▶ **Material to process**:

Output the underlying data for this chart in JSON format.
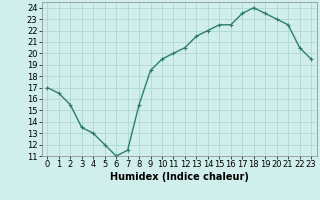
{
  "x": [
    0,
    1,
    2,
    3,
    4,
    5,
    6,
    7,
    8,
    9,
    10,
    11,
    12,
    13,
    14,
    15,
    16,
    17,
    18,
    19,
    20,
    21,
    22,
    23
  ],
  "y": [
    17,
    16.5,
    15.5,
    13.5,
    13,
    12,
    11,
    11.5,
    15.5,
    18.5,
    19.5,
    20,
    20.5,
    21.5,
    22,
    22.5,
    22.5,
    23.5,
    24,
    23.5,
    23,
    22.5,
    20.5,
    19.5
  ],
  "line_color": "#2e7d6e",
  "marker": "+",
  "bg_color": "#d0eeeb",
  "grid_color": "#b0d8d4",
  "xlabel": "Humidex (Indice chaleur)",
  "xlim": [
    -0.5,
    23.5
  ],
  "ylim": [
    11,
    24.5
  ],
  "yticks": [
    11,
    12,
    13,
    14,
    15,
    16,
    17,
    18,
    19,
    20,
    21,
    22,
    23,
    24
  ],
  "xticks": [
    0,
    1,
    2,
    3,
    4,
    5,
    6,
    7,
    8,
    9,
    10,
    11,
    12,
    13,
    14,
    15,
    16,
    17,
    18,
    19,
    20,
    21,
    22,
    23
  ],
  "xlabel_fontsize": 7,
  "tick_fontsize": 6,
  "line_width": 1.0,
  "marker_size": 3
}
==
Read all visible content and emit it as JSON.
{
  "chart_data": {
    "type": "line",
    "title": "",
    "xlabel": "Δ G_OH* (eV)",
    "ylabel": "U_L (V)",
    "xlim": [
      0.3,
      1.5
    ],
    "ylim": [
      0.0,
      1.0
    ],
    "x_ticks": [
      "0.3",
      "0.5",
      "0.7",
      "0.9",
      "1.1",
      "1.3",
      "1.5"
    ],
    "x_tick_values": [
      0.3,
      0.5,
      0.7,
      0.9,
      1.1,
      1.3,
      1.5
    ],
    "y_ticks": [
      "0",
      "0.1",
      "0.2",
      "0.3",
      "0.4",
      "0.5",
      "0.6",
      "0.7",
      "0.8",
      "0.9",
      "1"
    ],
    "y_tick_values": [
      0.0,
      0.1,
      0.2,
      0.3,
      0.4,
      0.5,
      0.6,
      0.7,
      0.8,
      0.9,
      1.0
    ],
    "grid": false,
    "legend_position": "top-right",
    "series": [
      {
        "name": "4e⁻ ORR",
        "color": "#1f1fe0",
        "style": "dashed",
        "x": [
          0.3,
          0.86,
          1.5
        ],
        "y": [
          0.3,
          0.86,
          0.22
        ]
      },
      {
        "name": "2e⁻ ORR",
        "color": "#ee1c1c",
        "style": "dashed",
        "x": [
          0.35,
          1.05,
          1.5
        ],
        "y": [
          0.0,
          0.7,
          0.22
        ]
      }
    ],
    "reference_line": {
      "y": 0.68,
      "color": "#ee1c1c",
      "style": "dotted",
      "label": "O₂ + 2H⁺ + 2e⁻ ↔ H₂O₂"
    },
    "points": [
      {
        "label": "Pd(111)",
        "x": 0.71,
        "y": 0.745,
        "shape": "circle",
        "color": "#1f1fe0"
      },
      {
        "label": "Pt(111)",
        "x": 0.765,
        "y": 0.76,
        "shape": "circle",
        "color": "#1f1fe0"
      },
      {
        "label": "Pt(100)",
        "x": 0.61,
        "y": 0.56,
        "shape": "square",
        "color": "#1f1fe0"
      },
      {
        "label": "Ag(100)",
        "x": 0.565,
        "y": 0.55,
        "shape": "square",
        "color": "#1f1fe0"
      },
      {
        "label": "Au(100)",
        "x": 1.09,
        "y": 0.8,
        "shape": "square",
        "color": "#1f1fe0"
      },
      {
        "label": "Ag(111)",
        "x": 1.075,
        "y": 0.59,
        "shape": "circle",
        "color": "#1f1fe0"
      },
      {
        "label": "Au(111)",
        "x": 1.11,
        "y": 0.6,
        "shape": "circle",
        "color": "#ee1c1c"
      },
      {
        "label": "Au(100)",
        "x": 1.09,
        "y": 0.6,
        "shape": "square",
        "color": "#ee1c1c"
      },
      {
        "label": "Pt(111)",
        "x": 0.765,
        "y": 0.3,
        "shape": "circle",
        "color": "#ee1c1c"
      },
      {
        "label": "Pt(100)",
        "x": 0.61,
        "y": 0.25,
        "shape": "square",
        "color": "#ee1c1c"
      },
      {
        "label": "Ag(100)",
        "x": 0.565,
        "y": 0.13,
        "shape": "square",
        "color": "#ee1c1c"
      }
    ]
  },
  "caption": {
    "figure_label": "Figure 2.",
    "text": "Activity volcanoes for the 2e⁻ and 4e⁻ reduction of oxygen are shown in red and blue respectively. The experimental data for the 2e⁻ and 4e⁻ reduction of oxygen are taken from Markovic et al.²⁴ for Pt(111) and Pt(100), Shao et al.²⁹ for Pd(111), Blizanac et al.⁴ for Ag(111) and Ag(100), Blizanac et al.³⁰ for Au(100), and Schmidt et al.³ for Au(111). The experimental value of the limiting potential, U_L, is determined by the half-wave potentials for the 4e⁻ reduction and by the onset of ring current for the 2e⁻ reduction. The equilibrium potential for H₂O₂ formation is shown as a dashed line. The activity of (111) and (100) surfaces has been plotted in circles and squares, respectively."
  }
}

▶ **Written instruction**: From the entries, copy out each line containing the word "H₂O₂".

▶ **Written solution**:
      "label": "O₂ + 2H⁺ + 2e⁻ ↔ H₂O₂"
    "text": "Activity volcanoes for the 2e⁻ and 4e⁻ reduction of oxygen are shown in red and blue respectively. The experimental data for the 2e⁻ and 4e⁻ reduction of oxygen are taken from Markovic et al.²⁴ for Pt(111) and Pt(100), Shao et al.²⁹ for Pd(111), Blizanac et al.⁴ for Ag(111) and Ag(100), Blizanac et al.³⁰ for Au(100), and Schmidt et al.³ for Au(111). The experimental value of the limiting potential, U_L, is determined by the half-wave potentials for the 4e⁻ reduction and by the onset of ring current for the 2e⁻ reduction. The equilibrium potential for H₂O₂ formation is shown as a dashed line. The activity of (111) and (100) surfaces has been plotted in circles and squares, respectively."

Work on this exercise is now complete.